• [Written request] Report the number of lines in the entries below that include the word "dine", and nothing else.

>> begin Extracted material

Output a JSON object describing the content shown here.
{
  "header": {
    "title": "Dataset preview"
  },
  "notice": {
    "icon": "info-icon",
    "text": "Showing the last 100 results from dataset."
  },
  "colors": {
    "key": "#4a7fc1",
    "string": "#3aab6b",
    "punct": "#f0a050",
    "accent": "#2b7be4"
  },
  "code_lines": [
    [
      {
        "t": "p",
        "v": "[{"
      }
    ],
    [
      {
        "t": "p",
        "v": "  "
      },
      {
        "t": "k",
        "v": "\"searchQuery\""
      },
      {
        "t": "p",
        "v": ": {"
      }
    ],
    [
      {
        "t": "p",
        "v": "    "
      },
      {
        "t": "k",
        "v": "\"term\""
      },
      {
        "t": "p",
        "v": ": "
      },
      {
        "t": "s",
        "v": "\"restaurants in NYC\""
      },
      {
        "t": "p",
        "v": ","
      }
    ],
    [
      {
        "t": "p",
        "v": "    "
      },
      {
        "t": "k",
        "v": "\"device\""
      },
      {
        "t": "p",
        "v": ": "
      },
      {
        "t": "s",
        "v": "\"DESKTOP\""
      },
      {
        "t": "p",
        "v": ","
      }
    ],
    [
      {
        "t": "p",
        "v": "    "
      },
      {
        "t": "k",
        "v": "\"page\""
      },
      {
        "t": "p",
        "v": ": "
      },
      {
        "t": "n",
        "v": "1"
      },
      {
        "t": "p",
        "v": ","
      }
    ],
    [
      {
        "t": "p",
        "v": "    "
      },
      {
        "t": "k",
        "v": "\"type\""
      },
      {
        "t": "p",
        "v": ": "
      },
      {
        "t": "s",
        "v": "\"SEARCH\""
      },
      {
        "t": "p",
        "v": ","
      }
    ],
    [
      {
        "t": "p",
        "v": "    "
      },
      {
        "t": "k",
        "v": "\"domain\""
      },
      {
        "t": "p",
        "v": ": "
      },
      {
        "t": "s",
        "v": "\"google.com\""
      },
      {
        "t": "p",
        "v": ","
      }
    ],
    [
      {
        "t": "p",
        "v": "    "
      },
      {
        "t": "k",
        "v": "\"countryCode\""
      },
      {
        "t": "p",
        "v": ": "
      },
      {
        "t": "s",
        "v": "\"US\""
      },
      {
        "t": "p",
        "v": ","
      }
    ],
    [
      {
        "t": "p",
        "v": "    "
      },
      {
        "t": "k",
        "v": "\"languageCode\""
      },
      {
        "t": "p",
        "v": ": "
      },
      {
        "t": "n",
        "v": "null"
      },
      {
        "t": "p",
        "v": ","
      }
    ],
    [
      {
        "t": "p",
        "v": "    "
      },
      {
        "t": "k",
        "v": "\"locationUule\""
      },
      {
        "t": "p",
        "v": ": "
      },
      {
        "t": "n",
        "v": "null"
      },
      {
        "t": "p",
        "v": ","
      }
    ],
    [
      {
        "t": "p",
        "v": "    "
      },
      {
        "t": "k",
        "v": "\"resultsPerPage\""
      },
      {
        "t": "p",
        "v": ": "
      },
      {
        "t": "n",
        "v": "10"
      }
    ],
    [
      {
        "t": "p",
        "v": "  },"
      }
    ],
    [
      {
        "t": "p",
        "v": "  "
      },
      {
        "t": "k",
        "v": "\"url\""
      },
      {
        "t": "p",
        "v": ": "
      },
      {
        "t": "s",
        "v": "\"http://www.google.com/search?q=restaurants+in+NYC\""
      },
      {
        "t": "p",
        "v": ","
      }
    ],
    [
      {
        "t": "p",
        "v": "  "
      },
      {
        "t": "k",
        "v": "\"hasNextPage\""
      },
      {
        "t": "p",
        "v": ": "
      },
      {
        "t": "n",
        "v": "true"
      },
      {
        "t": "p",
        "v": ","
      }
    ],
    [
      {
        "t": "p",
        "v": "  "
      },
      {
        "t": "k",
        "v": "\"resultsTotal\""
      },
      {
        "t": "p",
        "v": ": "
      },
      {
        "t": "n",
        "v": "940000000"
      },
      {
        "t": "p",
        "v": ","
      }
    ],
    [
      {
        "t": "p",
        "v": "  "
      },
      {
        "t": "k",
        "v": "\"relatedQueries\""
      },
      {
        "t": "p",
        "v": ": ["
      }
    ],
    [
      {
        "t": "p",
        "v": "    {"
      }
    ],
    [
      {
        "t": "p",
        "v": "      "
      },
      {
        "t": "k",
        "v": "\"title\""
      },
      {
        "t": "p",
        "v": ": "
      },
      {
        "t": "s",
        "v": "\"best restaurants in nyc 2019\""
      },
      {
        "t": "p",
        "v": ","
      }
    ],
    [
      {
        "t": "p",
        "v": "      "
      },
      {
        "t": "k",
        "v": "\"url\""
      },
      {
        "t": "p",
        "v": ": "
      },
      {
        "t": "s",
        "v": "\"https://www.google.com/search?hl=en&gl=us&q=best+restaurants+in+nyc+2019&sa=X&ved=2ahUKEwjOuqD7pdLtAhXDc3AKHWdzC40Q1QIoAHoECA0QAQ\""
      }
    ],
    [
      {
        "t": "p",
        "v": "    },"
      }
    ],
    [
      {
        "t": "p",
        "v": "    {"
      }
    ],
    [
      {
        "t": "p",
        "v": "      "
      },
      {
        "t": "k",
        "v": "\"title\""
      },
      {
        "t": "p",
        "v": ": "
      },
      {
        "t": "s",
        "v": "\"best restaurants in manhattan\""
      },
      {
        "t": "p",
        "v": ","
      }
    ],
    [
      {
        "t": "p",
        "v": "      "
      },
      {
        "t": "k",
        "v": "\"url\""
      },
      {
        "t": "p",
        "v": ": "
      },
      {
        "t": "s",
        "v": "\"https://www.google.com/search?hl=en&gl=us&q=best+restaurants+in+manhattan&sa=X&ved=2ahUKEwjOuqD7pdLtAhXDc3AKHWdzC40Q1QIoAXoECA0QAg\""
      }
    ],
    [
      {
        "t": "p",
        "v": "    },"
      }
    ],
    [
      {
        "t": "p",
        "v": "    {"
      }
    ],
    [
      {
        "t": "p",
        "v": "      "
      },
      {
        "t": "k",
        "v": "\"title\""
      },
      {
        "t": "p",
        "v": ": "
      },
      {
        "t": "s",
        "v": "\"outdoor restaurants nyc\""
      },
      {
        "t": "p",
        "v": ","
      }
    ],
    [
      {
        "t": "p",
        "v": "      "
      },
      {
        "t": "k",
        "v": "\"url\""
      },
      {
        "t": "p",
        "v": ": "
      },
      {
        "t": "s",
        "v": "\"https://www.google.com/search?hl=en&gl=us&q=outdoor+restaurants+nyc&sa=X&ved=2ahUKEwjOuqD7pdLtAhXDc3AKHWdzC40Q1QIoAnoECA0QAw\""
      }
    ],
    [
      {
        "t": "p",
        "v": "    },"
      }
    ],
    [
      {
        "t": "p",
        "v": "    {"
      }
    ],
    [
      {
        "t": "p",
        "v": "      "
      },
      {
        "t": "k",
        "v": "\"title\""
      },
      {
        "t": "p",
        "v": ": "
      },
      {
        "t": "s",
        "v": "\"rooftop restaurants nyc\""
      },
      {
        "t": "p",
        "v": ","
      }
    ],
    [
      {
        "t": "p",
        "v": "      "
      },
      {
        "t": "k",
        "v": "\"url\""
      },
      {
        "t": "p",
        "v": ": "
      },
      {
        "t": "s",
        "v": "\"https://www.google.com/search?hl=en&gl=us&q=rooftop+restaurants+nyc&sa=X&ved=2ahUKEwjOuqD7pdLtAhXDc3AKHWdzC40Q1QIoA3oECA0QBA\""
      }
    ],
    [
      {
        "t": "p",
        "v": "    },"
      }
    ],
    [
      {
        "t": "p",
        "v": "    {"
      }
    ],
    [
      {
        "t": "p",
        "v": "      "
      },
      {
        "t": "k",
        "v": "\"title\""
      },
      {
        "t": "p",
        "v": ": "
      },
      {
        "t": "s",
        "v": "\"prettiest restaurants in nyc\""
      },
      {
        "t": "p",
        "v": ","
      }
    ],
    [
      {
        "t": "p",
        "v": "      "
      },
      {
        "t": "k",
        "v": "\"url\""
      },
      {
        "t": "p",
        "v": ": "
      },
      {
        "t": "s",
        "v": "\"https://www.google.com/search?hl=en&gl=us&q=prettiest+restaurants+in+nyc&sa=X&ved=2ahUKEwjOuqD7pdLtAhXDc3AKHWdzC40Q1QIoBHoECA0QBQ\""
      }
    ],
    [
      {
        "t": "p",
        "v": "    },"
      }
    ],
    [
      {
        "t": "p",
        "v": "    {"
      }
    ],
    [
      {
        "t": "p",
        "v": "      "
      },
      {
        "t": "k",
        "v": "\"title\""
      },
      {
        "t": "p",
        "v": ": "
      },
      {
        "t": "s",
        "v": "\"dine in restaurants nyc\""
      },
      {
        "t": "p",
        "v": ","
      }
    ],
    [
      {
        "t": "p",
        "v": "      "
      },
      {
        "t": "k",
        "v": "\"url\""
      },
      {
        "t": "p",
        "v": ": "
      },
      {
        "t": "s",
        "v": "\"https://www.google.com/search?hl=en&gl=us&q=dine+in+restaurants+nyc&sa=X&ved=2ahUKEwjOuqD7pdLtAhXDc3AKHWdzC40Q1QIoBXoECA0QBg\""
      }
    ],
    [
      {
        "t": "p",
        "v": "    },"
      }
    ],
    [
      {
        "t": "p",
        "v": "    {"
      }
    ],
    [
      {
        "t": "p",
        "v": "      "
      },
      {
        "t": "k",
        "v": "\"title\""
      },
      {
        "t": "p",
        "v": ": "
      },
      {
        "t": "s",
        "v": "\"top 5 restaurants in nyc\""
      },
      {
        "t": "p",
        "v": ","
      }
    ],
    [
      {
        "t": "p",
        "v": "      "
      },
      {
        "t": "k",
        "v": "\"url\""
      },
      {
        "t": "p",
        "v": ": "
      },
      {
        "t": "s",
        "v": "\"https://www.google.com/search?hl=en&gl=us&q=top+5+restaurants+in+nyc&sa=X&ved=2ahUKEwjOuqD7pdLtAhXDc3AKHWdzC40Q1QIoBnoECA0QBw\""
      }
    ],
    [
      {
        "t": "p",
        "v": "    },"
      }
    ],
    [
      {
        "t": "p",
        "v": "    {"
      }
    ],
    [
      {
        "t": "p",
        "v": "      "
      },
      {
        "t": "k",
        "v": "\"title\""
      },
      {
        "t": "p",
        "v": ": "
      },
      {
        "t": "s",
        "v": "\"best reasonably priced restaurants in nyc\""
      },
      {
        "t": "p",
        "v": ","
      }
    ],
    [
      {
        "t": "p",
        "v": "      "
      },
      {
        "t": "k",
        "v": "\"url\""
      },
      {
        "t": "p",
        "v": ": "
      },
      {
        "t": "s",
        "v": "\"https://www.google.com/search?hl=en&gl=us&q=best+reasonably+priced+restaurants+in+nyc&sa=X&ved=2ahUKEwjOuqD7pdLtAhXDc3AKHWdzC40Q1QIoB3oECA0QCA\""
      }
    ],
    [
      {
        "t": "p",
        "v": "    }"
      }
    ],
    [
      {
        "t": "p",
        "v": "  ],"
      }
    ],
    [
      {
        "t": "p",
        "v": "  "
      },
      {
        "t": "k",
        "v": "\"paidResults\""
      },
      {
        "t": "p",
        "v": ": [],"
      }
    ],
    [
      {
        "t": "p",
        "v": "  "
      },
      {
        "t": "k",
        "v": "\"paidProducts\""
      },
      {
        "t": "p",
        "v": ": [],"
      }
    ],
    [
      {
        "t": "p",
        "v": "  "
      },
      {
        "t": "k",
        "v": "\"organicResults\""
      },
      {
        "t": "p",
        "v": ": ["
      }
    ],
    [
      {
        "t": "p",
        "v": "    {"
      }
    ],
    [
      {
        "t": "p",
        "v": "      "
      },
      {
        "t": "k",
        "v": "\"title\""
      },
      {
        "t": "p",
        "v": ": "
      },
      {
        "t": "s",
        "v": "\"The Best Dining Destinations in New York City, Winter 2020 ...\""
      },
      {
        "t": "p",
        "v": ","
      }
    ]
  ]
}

>> end Extracted material

• [Result] 2